[START OF Document passage]
On April 7, 2005, the defendant, pursuant to Section 6772, assessed a penalty of $376,074.72 against “Michael Orlando, deceased” stemming from unpaid employment taxes for the second quarter of 2001 and the second, third, and fourth quarters of 2002. On June 24, 2005, the defendant abated the penalties for the fourth quarter of 2002 on the basis that Mr. Orlando had passed away before the start of that quarter. The remaining penalty was $255,497.49. On March 15, 2006, the plaintiff paid the IRS a total of $150.00, which represented $50.00 for each of the three quarters at issue. On the same day, the plaintiff filed a claim with the IRS for a refund of this amount. The claim was *289disallowed on April 12, 2006 by a letter sent certified mail. The letter stated:

If you wish to bring suit or proceedings for recovery of any tax, penalties, and other monies that were paid, and for which this notice of disallowance is issued, you may do so by filing suit with the United States District Court having jurisdiction, or the United States Court of Federal Claims. The law permits you to do so ivitliin t'wo years of the mailing date of this letter.

(Ex. B to Compl. (Letter from W. Valenti, Technical Services Group Manager, Small Business/Self-Employed Division, IRS, to Barry Honigman2 (Apr. 12, 2006) (“April 2006 letter”)) (emphasis added).)

On April 19, 2006, the plaintiff filed a letter of appeal with the defendant. The plaintiff filed supplemental letters on May 18, 2007 and June 28, 2007. On October 25, 2007, the appeal was denied in a letter sent certified mail. This letter stated:

If you wish to bring suit or proceedings for the recovery of any tax, penalties or other moneys for which this disallowance notice is issued, you may do so by filing such a suit with the United States District Court having jurisdiction, or with the United States Court of Federal Claims. The law permits you to d-o this within 2 years from the mailing date of this letter.

(Ex. E to Compl. (Letter from Katherine Heyden, Appeals Team Manager, IRS Appeals Office, to Donna Orlando3 (Oct. 25, 2007) (“October 2007 letter”) (emphasis added)).) The plaintiff filed suit in this court on October 21, 2009, which was within two years of the mailing date of the October 2007 letter but more than two years after the mailing date of the April 2006 letter.4

THE PARTIES’ ARGUMENTS

The focus of the dispute at this stage is whether the plaintiffs claim is barred by the two-year statute of limitations contained in Section 6532(a)(1). The government claims that this court does not have jurisdiction because the two-year statute of limitations began to run on the mailing date of the first letter denying the claim on April 12, 2006. Because the plaintiff did not file the instant suit until October 2009, argues the government, the suit was filed out-of-time and must be dismissed. In response, the plaintiff asserts that the October 2007 letter denying the plaintiffs appeal to the IRS (which was sent within two years of the April 2006 letter) extended the time for filing suit to October 2009. The plaintiff asserts that the second letter serves as an “agreement” by the IRS to extend the statute of limitations. Such agreements are allowed under 26 U.S.C. § 6532(a)(2) (2005) (“Section 6532(a)(2)”), which states, “The 2-year period ... shall be extended for such period as may be agreed upon in writing between the taxpayer and the Secretary.”
[END OF Document passage]
[START OF Given information]
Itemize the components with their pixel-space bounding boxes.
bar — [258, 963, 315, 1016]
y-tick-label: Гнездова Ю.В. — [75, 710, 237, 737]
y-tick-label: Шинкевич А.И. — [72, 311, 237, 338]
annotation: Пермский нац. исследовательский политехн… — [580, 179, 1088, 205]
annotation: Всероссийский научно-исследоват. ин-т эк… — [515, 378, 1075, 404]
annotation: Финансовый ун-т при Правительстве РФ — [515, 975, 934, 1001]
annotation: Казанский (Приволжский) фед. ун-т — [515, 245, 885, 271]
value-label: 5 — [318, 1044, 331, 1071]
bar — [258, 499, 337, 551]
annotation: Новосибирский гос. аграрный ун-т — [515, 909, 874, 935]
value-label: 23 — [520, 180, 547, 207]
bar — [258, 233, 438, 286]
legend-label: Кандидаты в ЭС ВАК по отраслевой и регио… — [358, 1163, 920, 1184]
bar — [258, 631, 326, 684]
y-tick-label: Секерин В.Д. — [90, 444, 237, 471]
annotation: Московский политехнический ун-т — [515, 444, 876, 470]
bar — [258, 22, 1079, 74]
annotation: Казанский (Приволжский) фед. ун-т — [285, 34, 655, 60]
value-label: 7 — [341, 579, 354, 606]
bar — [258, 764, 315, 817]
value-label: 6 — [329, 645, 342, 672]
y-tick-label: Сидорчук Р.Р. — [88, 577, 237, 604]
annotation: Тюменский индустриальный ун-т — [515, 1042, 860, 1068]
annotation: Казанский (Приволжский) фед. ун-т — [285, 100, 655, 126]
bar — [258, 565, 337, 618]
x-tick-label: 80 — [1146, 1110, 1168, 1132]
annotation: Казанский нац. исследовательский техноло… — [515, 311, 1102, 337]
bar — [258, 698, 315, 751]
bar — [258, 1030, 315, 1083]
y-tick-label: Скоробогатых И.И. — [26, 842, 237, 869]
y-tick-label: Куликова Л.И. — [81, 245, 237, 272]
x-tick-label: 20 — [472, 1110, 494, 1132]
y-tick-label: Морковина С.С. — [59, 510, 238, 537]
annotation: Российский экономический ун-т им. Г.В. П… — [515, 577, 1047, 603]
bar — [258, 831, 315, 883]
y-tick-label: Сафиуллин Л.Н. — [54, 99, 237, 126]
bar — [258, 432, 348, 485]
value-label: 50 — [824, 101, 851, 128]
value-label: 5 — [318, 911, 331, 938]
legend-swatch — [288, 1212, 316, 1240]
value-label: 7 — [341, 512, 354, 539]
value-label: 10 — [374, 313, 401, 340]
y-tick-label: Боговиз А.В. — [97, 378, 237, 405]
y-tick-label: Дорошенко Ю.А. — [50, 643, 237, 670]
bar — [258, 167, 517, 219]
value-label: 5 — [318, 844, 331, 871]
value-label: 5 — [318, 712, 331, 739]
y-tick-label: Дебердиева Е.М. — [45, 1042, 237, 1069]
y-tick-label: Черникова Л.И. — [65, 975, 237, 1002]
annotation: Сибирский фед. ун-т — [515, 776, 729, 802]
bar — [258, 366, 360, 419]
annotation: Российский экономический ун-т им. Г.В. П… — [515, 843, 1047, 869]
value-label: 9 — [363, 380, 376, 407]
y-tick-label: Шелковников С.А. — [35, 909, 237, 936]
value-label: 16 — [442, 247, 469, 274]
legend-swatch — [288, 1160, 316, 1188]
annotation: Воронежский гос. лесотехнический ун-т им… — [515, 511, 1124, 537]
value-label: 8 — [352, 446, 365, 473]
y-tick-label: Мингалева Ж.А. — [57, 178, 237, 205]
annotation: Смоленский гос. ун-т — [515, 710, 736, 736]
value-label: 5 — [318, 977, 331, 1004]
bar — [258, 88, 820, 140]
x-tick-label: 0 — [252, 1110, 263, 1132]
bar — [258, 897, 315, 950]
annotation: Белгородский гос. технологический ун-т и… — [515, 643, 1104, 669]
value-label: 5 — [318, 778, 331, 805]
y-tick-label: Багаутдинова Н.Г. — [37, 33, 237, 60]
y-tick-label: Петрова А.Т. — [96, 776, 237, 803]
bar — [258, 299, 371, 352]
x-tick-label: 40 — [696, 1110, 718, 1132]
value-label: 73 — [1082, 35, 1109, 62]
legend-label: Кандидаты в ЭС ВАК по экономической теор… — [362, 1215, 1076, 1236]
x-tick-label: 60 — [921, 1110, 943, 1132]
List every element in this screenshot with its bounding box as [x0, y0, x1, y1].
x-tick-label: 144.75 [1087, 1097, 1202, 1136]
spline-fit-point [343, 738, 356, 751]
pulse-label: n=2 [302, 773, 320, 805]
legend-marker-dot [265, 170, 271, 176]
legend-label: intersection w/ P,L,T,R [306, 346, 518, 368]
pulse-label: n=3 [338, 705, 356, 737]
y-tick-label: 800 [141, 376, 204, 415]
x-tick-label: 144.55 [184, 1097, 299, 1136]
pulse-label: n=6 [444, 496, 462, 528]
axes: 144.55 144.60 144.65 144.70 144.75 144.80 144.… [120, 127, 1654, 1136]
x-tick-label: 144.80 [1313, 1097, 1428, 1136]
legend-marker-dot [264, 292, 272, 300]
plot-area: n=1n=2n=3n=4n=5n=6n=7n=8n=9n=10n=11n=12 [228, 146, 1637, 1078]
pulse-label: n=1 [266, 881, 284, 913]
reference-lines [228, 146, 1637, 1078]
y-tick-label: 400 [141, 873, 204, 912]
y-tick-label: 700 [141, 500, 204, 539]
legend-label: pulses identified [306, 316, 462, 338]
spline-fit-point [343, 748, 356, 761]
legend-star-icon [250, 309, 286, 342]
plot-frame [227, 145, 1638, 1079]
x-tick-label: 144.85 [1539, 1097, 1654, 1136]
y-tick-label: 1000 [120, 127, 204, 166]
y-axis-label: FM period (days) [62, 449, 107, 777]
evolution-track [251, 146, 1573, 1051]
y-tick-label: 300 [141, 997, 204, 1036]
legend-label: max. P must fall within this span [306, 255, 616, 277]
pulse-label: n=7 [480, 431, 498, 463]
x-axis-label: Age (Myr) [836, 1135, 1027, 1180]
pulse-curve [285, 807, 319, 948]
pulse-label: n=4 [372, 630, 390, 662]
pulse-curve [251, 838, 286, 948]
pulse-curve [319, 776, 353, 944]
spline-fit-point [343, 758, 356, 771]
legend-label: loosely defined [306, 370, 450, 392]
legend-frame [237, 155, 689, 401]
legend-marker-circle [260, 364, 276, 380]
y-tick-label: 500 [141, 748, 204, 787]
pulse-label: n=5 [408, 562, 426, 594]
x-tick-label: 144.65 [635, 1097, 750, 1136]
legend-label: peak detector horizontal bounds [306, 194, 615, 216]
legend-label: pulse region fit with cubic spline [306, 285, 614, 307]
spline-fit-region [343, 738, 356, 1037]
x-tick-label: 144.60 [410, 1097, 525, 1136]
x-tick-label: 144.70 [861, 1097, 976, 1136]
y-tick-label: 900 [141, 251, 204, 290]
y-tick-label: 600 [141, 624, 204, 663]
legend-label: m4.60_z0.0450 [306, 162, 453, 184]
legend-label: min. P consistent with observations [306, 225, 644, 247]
[END OF Given information]
-- Brief --
Transcribe the court opinion excerpt above, starting at "If you wish to bring suit or proceedings for the" and ending at "from the mailing date of this letter.".

-- Result for this task --
If you wish to bring suit or proceedings for the recovery of any tax, penalties or other moneys for which this disallowance notice is issued, you may do so by filing such a suit with the United States District Court having jurisdiction, or with the United States Court of Federal Claims. The law permits you to d-o this within 2 years from the mailing date of this letter.